**** EXERCISE MATERIAL ****
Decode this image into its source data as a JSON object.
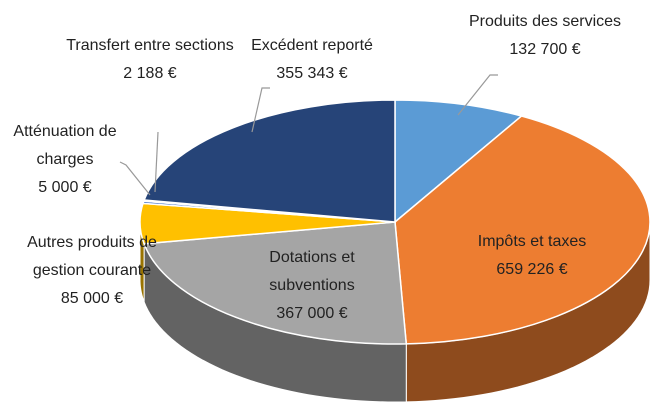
{
  "chart_data": {
    "type": "pie",
    "categories": [
      "Produits des services",
      "Impôts et taxes",
      "Dotations et subventions",
      "Autres produits de gestion courante",
      "Atténuation de charges",
      "Transfert entre sections",
      "Excédent reporté"
    ],
    "values": [
      132700,
      659226,
      367000,
      85000,
      5000,
      2188,
      355343
    ],
    "value_labels": [
      "132 700 €",
      "659 226 €",
      "367 000 €",
      "85 000 €",
      "5 000 €",
      "2 188 €",
      "355 343 €"
    ],
    "colors": [
      "#5b9bd5",
      "#ed7d31",
      "#a5a5a5",
      "#ffc000",
      "#4472c4",
      "#70ad47",
      "#264478"
    ]
  }
}
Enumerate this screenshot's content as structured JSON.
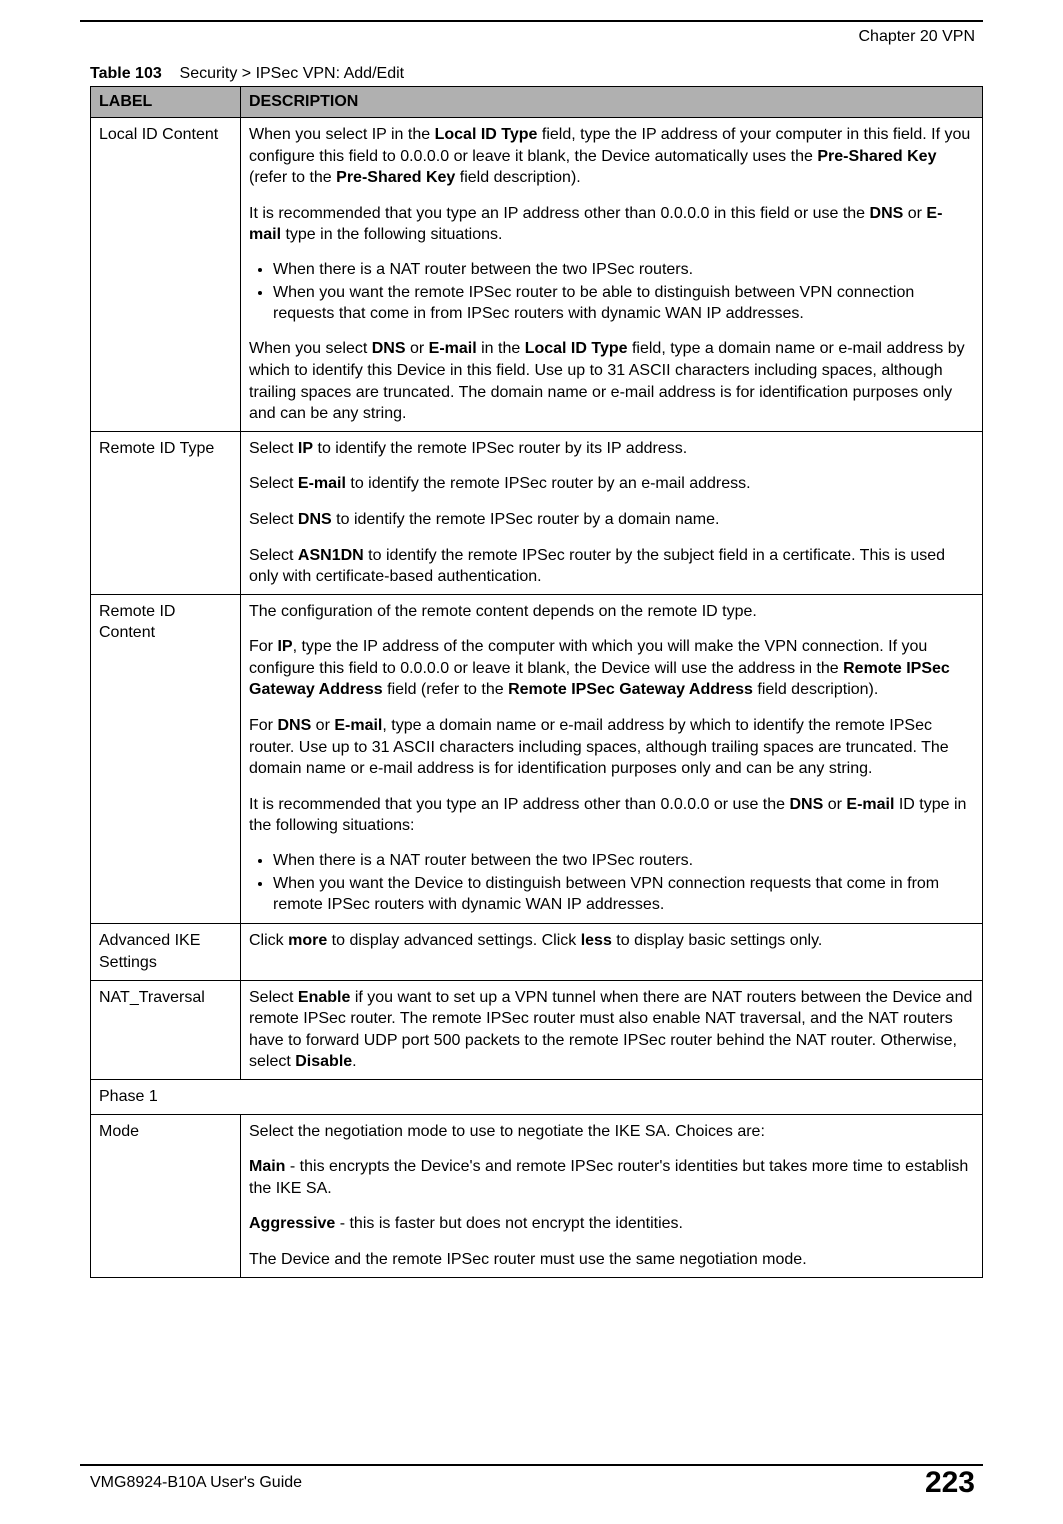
{
  "running_head": "Chapter 20 VPN",
  "caption_label": "Table 103",
  "caption_text": "Security > IPSec VPN: Add/Edit",
  "columns": {
    "label": "LABEL",
    "description": "DESCRIPTION"
  },
  "rows": {
    "local_id_content": {
      "label": "Local ID Content",
      "p1_1": "When you select IP in the ",
      "p1_b1": "Local ID Type",
      "p1_2": " field, type the IP address of your computer in this field. If you configure this field to 0.0.0.0 or leave it blank, the Device automatically uses the ",
      "p1_b2": "Pre-Shared Key",
      "p1_3": " (refer to the ",
      "p1_b3": "Pre-Shared Key",
      "p1_4": " field description).",
      "p2_1": "It is recommended that you type an IP address other than 0.0.0.0 in this field or use the ",
      "p2_b1": "DNS",
      "p2_2": " or ",
      "p2_b2": "E-mail",
      "p2_3": " type in the following situations.",
      "bul1": "When there is a NAT router between the two IPSec routers.",
      "bul2": "When you want the remote IPSec router to be able to distinguish between VPN connection requests that come in from IPSec routers with dynamic WAN IP addresses.",
      "p3_1": "When you select ",
      "p3_b1": "DNS",
      "p3_2": " or ",
      "p3_b2": "E-mail",
      "p3_3": " in the ",
      "p3_b3": "Local ID Type",
      "p3_4": " field, type a domain name or e-mail address by which to identify this Device in this field. Use up to 31 ASCII characters including spaces, although trailing spaces are truncated. The domain name or e-mail address is for identification purposes only and can be any string."
    },
    "remote_id_type": {
      "label": "Remote ID Type",
      "p1_1": "Select ",
      "p1_b1": "IP",
      "p1_2": " to identify the remote IPSec router by its IP address.",
      "p2_1": "Select ",
      "p2_b1": "E-mail",
      "p2_2": " to identify the remote IPSec router by an e-mail address.",
      "p3_1": "Select ",
      "p3_b1": "DNS",
      "p3_2": " to identify the remote IPSec router by a domain name.",
      "p4_1": "Select ",
      "p4_b1": "ASN1DN",
      "p4_2": " to identify the remote IPSec router by the subject field in a certificate. This is used only with certificate-based authentication."
    },
    "remote_id_content": {
      "label": "Remote ID Content",
      "p1": "The configuration of the remote content depends on the remote ID type.",
      "p2_1": "For ",
      "p2_b1": "IP",
      "p2_2": ", type the IP address of the computer with which you will make the VPN connection. If you configure this field to 0.0.0.0 or leave it blank, the Device will use the address in the ",
      "p2_b2": "Remote IPSec Gateway Address",
      "p2_3": " field (refer to the ",
      "p2_b3": "Remote IPSec Gateway Address",
      "p2_4": " field description).",
      "p3_1": "For ",
      "p3_b1": "DNS",
      "p3_2": " or ",
      "p3_b2": "E-mail",
      "p3_3": ", type a domain name or e-mail address by which to identify the remote IPSec router. Use up to 31 ASCII characters including spaces, although trailing spaces are truncated. The domain name or e-mail address is for identification purposes only and can be any string.",
      "p4_1": "It is recommended that you type an IP address other than 0.0.0.0 or use the ",
      "p4_b1": "DNS",
      "p4_2": " or ",
      "p4_b2": "E-mail",
      "p4_3": " ID type in the following situations:",
      "bul1": "When there is a NAT router between the two IPSec routers.",
      "bul2": "When you want the Device to distinguish between VPN connection requests that come in from remote IPSec routers with dynamic WAN IP addresses."
    },
    "advanced_ike": {
      "label": "Advanced IKE Settings",
      "p1_1": "Click ",
      "p1_b1": "more",
      "p1_2": " to display advanced settings. Click ",
      "p1_b2": "less",
      "p1_3": " to display basic settings only."
    },
    "nat_traversal": {
      "label": "NAT_Traversal",
      "p1_1": "Select ",
      "p1_b1": "Enable",
      "p1_2": " if you want to set up a VPN tunnel when there are NAT routers between the Device and remote IPSec router. The remote IPSec router must also enable NAT traversal, and the NAT routers have to forward UDP port 500 packets to the remote IPSec router behind the NAT router. Otherwise, select ",
      "p1_b2": "Disable",
      "p1_3": "."
    },
    "phase1": {
      "label": "Phase 1"
    },
    "mode": {
      "label": "Mode",
      "p1": "Select the negotiation mode to use to negotiate the IKE SA. Choices are:",
      "p2_b1": "Main",
      "p2_1": " - this encrypts the Device's and remote IPSec router's identities but takes more time to establish the IKE SA.",
      "p3_b1": "Aggressive",
      "p3_1": " - this is faster but does not encrypt the identities.",
      "p4": "The Device and the remote IPSec router must use the same negotiation mode."
    }
  },
  "footer": {
    "guide": "VMG8924-B10A User's Guide",
    "page": "223"
  }
}
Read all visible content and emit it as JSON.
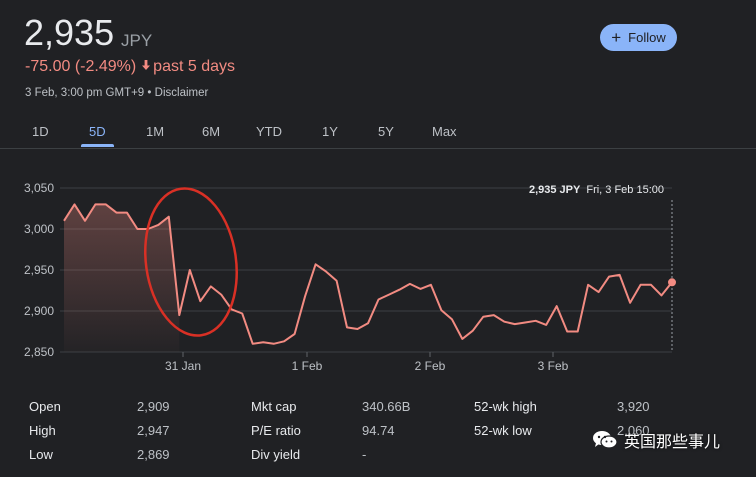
{
  "header": {
    "price": "2,935",
    "currency": "JPY",
    "change": "-75.00 (-2.49%)",
    "change_period": "past 5 days",
    "meta_time": "3 Feb, 3:00 pm GMT+9",
    "meta_separator": "•",
    "meta_disclaimer": "Disclaimer",
    "follow_label": "Follow",
    "colors": {
      "negative": "#f28b82",
      "accent": "#8ab4f8"
    }
  },
  "tabs": [
    {
      "label": "1D",
      "active": false
    },
    {
      "label": "5D",
      "active": true
    },
    {
      "label": "1M",
      "active": false
    },
    {
      "label": "6M",
      "active": false
    },
    {
      "label": "YTD",
      "active": false
    },
    {
      "label": "1Y",
      "active": false
    },
    {
      "label": "5Y",
      "active": false
    },
    {
      "label": "Max",
      "active": false
    }
  ],
  "chart_data": {
    "type": "area",
    "tooltip": {
      "value": "2,935 JPY",
      "date": "Fri, 3 Feb 15:00"
    },
    "y_ticks": [
      "3,050",
      "3,000",
      "2,950",
      "2,900",
      "2,850"
    ],
    "x_ticks": [
      "31 Jan",
      "1 Feb",
      "2 Feb",
      "3 Feb"
    ],
    "ylim": [
      2850,
      3050
    ],
    "grid": true,
    "previous_close_reference": 3010,
    "series": [
      {
        "values": [
          3010,
          3030,
          3010,
          3030,
          3030,
          3020,
          3020,
          3000,
          3000,
          3005,
          3015,
          2895,
          2950,
          2912,
          2930,
          2920,
          2902,
          2897,
          2860,
          2862,
          2860,
          2863,
          2872,
          2918,
          2957,
          2948,
          2937,
          2880,
          2878,
          2885,
          2914,
          2920,
          2926,
          2933,
          2927,
          2932,
          2901,
          2890,
          2866,
          2876,
          2893,
          2895,
          2887,
          2884,
          2886,
          2888,
          2883,
          2906,
          2875,
          2875,
          2932,
          2923,
          2942,
          2944,
          2910,
          2932,
          2932,
          2919,
          2935
        ]
      }
    ],
    "colors": {
      "line": "#f28b82",
      "fill": "#f28b82",
      "annotation": "#d93025"
    }
  },
  "stats": {
    "columns": [
      [
        {
          "label": "Open",
          "value": "2,909"
        },
        {
          "label": "High",
          "value": "2,947"
        },
        {
          "label": "Low",
          "value": "2,869"
        }
      ],
      [
        {
          "label": "Mkt cap",
          "value": "340.66B"
        },
        {
          "label": "P/E ratio",
          "value": "94.74"
        },
        {
          "label": "Div yield",
          "value": "-"
        }
      ],
      [
        {
          "label": "52-wk high",
          "value": "3,920"
        },
        {
          "label": "52-wk low",
          "value": "2,060"
        }
      ]
    ]
  },
  "watermark": {
    "text": "英国那些事儿",
    "icon": "wechat-icon"
  }
}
****
Copy all lines from the entries that contain the word "characters".

** ANSWER FOR THE TASK **
      "p3_4": " field, type a domain name or e-mail address by which to identify this Device in this field. Use up to 31 ASCII characters including spaces, although trailing spaces are truncated. The domain name or e-mail address is for identification purposes only and can be any string."
      "p3_3": ", type a domain name or e-mail address by which to identify the remote IPSec router. Use up to 31 ASCII characters including spaces, although trailing spaces are truncated. The domain name or e-mail address is for identification purposes only and can be any string.",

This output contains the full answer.